--- THE PROBLEM ---
Transcribe the records below exactly as they appear.

--- Records from a data collection ---
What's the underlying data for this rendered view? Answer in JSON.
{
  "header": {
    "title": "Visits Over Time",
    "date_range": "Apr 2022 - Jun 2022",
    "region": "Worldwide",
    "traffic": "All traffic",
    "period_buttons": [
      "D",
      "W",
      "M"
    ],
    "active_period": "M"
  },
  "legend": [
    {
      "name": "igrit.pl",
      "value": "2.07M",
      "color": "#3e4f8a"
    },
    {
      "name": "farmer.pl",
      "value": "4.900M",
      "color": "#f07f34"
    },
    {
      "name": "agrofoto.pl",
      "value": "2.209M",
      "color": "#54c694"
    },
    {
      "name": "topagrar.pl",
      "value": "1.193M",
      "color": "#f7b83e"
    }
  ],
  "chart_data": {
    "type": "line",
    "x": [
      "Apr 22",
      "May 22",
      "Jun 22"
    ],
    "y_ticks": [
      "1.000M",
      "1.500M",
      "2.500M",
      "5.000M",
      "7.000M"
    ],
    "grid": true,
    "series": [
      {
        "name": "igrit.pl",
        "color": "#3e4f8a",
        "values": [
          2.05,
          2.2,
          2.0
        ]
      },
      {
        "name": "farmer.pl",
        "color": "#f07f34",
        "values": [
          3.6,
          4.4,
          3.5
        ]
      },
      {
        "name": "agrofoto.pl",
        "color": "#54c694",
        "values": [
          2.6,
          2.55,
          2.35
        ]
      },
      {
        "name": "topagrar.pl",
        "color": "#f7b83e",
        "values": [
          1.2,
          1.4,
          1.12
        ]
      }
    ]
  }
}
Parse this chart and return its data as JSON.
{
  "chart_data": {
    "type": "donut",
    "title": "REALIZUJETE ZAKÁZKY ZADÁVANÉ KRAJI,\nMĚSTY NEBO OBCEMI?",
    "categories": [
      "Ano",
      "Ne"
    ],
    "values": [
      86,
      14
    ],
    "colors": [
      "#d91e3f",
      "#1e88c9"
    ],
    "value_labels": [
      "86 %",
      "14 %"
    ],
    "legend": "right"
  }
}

--- CORRECT RESPONSE ---
What's the underlying data for this rendered view? Answer in JSON.
{
  "header": {
    "title": "Visits Over Time",
    "date_range": "Apr 2022 - Jun 2022",
    "region": "Worldwide",
    "traffic": "All traffic",
    "period_buttons": [
      "D",
      "W",
      "M"
    ],
    "active_period": "M"
  },
  "legend": [
    {
      "name": "igrit.pl",
      "value": "2.07M",
      "color": "#3e4f8a"
    },
    {
      "name": "farmer.pl",
      "value": "4.900M",
      "color": "#f07f34"
    },
    {
      "name": "agrofoto.pl",
      "value": "2.209M",
      "color": "#54c694"
    },
    {
      "name": "topagrar.pl",
      "value": "1.193M",
      "color": "#f7b83e"
    }
  ],
  "chart_data": {
    "type": "line",
    "x": [
      "Apr 22",
      "May 22",
      "Jun 22"
    ],
    "y_ticks": [
      "1.000M",
      "1.500M",
      "2.500M",
      "5.000M",
      "7.000M"
    ],
    "grid": true,
    "series": [
      {
        "name": "igrit.pl",
        "color": "#3e4f8a",
        "values": [
          2.05,
          2.2,
          2.0
        ]
      },
      {
        "name": "farmer.pl",
        "color": "#f07f34",
        "values": [
          3.6,
          4.4,
          3.5
        ]
      },
      {
        "name": "agrofoto.pl",
        "color": "#54c694",
        "values": [
          2.6,
          2.55,
          2.35
        ]
      },
      {
        "name": "topagrar.pl",
        "color": "#f7b83e",
        "values": [
          1.2,
          1.4,
          1.12
        ]
      }
    ]
  }
}
Parse this chart and return its data as JSON.
{
  "chart_data": {
    "type": "donut",
    "title": "REALIZUJETE ZAKÁZKY ZADÁVANÉ KRAJI,\nMĚSTY NEBO OBCEMI?",
    "categories": [
      "Ano",
      "Ne"
    ],
    "values": [
      86,
      14
    ],
    "colors": [
      "#d91e3f",
      "#1e88c9"
    ],
    "value_labels": [
      "86 %",
      "14 %"
    ],
    "legend": "right"
  }
}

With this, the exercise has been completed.